Saved data entries
+++++

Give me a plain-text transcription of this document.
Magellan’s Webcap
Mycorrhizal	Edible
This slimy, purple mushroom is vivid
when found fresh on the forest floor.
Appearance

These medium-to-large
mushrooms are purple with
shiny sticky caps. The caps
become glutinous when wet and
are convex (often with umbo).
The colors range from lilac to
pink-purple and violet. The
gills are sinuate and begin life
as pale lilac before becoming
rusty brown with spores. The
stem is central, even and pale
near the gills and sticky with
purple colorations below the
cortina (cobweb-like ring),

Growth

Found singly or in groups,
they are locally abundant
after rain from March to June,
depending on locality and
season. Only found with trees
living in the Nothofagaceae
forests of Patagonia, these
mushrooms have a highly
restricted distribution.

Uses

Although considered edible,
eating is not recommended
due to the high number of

+++++

**Task directions**
Check every line in the material above for the string "gills", then give only the number of lines that have it.

**Result of this exercise**
2